• WHAT IS BEING ASKED
Retype each line of the records below without changing anything, from the first line to the last.

• INFORMATION PROVIDED
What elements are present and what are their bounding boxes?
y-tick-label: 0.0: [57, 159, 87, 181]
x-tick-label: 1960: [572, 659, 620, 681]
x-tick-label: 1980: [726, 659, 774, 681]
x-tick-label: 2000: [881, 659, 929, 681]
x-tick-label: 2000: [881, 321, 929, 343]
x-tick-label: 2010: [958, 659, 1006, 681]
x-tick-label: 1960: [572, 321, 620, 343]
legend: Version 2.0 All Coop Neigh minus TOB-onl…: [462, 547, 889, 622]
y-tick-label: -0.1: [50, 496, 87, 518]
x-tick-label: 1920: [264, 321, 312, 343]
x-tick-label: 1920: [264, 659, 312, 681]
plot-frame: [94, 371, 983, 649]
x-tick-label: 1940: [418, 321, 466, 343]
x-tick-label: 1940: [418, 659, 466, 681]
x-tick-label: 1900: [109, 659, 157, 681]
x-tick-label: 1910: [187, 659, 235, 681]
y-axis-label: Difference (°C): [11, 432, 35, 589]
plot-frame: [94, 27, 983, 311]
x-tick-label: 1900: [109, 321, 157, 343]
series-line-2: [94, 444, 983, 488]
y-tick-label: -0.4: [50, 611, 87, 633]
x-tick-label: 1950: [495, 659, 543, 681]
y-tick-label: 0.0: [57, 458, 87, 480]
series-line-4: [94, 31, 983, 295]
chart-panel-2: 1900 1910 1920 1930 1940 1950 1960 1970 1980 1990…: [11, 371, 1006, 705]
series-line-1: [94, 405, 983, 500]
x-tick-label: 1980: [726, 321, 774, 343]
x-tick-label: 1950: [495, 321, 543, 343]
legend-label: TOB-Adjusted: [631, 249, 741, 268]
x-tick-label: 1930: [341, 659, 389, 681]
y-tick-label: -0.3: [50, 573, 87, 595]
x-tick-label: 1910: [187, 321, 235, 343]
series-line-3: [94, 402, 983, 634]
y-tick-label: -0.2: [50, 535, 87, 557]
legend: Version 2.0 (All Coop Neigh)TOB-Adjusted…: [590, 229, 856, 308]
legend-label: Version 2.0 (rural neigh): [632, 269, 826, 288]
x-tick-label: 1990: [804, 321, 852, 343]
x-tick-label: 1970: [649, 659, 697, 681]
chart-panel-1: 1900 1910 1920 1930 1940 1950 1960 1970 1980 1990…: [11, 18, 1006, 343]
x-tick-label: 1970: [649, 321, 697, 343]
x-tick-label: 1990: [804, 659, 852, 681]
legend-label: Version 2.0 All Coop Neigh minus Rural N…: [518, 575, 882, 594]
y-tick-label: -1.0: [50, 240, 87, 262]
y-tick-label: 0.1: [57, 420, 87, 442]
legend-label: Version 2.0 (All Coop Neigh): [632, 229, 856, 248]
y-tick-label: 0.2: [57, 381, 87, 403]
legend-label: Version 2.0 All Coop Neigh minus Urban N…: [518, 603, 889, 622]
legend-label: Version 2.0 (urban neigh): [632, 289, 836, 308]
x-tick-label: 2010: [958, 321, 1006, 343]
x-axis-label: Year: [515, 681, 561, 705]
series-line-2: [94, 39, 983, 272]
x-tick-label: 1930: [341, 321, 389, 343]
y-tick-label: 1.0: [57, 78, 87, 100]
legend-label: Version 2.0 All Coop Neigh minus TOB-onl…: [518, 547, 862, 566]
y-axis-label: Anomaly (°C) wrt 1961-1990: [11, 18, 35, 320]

• SOLUTION FOR THIS EXERCISE
What elements are present and what are their bounding boxes?
y-tick-label: 0.0: [57, 159, 87, 181]
x-tick-label: 1960: [572, 659, 620, 681]
x-tick-label: 1980: [726, 659, 774, 681]
x-tick-label: 2000: [881, 659, 929, 681]
x-tick-label: 2000: [881, 321, 929, 343]
x-tick-label: 2010: [958, 659, 1006, 681]
x-tick-label: 1960: [572, 321, 620, 343]
legend: Version 2.0 All Coop Neigh minus TOB-onl…: [462, 547, 889, 622]
y-tick-label: -0.1: [50, 496, 87, 518]
x-tick-label: 1920: [264, 321, 312, 343]
x-tick-label: 1920: [264, 659, 312, 681]
plot-frame: [94, 371, 983, 649]
x-tick-label: 1940: [418, 321, 466, 343]
x-tick-label: 1940: [418, 659, 466, 681]
x-tick-label: 1900: [109, 659, 157, 681]
x-tick-label: 1910: [187, 659, 235, 681]
y-axis-label: Difference (°C): [11, 432, 35, 589]
plot-frame: [94, 27, 983, 311]
x-tick-label: 1900: [109, 321, 157, 343]
series-line-2: [94, 444, 983, 488]
y-tick-label: -0.4: [50, 611, 87, 633]
x-tick-label: 1950: [495, 659, 543, 681]
y-tick-label: 0.0: [57, 458, 87, 480]
series-line-4: [94, 31, 983, 295]
chart-panel-2: 1900 1910 1920 1930 1940 1950 1960 1970 1980 1990…: [11, 371, 1006, 705]
series-line-1: [94, 405, 983, 500]
x-tick-label: 1980: [726, 321, 774, 343]
x-tick-label: 1950: [495, 321, 543, 343]
legend-label: TOB-Adjusted: [631, 249, 741, 268]
x-tick-label: 1930: [341, 659, 389, 681]
y-tick-label: -0.3: [50, 573, 87, 595]
x-tick-label: 1910: [187, 321, 235, 343]
series-line-3: [94, 402, 983, 634]
y-tick-label: -0.2: [50, 535, 87, 557]
legend: Version 2.0 (All Coop Neigh)TOB-Adjusted…: [590, 229, 856, 308]
legend-label: Version 2.0 (rural neigh): [632, 269, 826, 288]
x-tick-label: 1990: [804, 321, 852, 343]
x-tick-label: 1970: [649, 659, 697, 681]
chart-panel-1: 1900 1910 1920 1930 1940 1950 1960 1970 1980 1990…: [11, 18, 1006, 343]
x-tick-label: 1970: [649, 321, 697, 343]
x-tick-label: 1990: [804, 659, 852, 681]
legend-label: Version 2.0 All Coop Neigh minus Rural N…: [518, 575, 882, 594]
y-tick-label: -1.0: [50, 240, 87, 262]
y-tick-label: 0.1: [57, 420, 87, 442]
legend-label: Version 2.0 (All Coop Neigh): [632, 229, 856, 248]
y-tick-label: 0.2: [57, 381, 87, 403]
legend-label: Version 2.0 All Coop Neigh minus Urban N…: [518, 603, 889, 622]
legend-label: Version 2.0 (urban neigh): [632, 289, 836, 308]
x-tick-label: 2010: [958, 321, 1006, 343]
x-axis-label: Year: [515, 681, 561, 705]
series-line-2: [94, 39, 983, 272]
x-tick-label: 1930: [341, 321, 389, 343]
y-tick-label: 1.0: [57, 78, 87, 100]
legend-label: Version 2.0 All Coop Neigh minus TOB-onl…: [518, 547, 862, 566]
y-axis-label: Anomaly (°C) wrt 1961-1990: [11, 18, 35, 320]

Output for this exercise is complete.